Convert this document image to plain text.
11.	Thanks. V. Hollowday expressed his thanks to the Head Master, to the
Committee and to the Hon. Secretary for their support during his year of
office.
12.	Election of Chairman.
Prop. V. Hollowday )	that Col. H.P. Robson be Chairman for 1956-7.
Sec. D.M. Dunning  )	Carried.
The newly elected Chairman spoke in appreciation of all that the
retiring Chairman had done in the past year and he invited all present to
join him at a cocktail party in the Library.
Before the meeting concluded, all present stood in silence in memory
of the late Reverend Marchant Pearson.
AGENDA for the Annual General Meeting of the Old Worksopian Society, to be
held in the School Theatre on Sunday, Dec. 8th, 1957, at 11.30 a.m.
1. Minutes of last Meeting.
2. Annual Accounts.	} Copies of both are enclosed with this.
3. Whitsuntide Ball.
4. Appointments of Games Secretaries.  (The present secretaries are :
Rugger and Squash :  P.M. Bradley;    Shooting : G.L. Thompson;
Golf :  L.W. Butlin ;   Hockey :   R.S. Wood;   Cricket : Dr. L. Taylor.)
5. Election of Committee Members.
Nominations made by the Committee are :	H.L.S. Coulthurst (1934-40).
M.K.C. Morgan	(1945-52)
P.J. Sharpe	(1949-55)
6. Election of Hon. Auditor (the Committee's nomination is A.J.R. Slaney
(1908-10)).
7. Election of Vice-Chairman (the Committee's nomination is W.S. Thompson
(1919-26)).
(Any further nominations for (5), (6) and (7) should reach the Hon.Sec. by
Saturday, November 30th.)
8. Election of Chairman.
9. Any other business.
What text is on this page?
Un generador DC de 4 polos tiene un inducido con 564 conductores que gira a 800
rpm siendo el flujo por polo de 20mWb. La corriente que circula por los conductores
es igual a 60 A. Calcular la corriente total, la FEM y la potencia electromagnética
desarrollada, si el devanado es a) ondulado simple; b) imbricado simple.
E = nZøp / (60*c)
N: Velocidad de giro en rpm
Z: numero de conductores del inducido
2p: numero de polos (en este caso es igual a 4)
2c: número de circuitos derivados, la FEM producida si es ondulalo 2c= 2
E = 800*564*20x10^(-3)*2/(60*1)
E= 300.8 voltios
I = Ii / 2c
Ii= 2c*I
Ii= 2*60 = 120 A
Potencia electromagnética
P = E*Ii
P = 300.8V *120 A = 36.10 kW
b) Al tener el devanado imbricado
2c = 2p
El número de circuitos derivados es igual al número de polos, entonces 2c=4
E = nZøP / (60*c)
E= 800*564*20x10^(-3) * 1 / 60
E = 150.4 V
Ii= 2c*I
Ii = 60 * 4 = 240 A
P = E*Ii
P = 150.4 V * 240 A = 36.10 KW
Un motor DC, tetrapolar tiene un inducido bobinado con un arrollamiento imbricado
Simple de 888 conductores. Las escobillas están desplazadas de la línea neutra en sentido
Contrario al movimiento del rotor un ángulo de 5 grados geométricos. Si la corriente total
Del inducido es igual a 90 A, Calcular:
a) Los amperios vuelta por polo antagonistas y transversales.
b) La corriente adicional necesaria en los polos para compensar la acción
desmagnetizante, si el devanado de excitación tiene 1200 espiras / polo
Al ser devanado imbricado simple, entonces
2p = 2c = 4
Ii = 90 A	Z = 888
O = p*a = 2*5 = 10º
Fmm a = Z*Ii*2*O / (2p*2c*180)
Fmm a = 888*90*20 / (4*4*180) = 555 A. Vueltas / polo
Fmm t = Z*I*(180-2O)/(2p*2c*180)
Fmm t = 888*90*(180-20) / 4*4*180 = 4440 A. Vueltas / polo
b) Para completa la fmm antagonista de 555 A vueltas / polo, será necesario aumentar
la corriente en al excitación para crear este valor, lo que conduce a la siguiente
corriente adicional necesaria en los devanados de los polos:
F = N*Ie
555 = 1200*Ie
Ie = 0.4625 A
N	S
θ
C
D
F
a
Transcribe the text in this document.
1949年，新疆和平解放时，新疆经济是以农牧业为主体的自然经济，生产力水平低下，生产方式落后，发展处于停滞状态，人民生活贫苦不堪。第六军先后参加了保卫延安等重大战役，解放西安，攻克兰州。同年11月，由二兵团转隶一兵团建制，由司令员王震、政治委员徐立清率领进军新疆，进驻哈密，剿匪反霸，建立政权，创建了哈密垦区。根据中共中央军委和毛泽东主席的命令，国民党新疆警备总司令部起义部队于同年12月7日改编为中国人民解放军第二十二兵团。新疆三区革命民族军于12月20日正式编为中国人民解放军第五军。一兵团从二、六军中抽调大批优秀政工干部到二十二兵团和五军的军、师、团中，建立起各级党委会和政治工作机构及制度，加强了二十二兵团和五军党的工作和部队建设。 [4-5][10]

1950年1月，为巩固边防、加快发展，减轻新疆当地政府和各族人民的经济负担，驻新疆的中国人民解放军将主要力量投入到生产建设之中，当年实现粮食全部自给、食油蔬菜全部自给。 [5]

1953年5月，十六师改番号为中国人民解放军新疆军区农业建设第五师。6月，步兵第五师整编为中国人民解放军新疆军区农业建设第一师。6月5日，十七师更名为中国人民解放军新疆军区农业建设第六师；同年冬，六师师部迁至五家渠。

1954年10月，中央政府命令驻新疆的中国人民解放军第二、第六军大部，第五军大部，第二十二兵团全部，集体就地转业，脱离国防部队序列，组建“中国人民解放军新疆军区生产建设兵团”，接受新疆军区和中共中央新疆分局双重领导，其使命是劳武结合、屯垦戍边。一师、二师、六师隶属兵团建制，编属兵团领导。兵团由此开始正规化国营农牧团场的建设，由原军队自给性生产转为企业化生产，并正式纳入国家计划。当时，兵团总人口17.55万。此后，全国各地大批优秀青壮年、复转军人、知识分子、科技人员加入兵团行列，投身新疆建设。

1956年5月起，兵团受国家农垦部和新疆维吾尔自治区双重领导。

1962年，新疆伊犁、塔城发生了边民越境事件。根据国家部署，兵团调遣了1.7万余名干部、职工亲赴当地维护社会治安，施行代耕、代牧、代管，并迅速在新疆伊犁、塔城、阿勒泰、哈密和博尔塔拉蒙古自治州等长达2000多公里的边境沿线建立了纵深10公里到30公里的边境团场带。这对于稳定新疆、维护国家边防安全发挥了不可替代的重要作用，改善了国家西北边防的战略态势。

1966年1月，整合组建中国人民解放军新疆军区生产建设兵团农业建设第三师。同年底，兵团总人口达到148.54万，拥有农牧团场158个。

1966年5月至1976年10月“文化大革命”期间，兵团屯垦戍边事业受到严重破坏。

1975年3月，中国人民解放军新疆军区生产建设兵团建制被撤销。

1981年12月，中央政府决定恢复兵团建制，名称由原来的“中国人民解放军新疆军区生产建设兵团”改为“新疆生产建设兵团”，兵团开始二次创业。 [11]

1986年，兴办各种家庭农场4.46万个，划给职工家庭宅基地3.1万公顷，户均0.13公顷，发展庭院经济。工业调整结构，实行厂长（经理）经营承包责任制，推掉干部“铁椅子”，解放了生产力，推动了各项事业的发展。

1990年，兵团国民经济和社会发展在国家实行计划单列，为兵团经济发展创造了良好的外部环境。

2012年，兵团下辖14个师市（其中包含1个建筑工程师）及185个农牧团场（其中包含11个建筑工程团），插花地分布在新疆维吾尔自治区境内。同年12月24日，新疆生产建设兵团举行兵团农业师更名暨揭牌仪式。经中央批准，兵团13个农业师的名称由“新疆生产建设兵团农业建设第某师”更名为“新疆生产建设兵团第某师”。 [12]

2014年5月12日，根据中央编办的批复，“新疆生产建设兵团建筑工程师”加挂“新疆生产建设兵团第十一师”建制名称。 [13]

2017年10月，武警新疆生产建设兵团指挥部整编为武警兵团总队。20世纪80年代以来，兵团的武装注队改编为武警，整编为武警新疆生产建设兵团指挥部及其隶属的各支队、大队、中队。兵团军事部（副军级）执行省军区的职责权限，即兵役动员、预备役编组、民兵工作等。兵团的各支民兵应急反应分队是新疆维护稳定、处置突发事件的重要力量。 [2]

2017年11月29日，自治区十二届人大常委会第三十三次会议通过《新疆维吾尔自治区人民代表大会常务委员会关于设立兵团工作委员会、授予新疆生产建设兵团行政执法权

┄┄┄┄┄┄┄┄┄┄

** Task to carry out **
How many of the lines in the listing above hold the word "Election"? Report only that figure.

** Task output **
5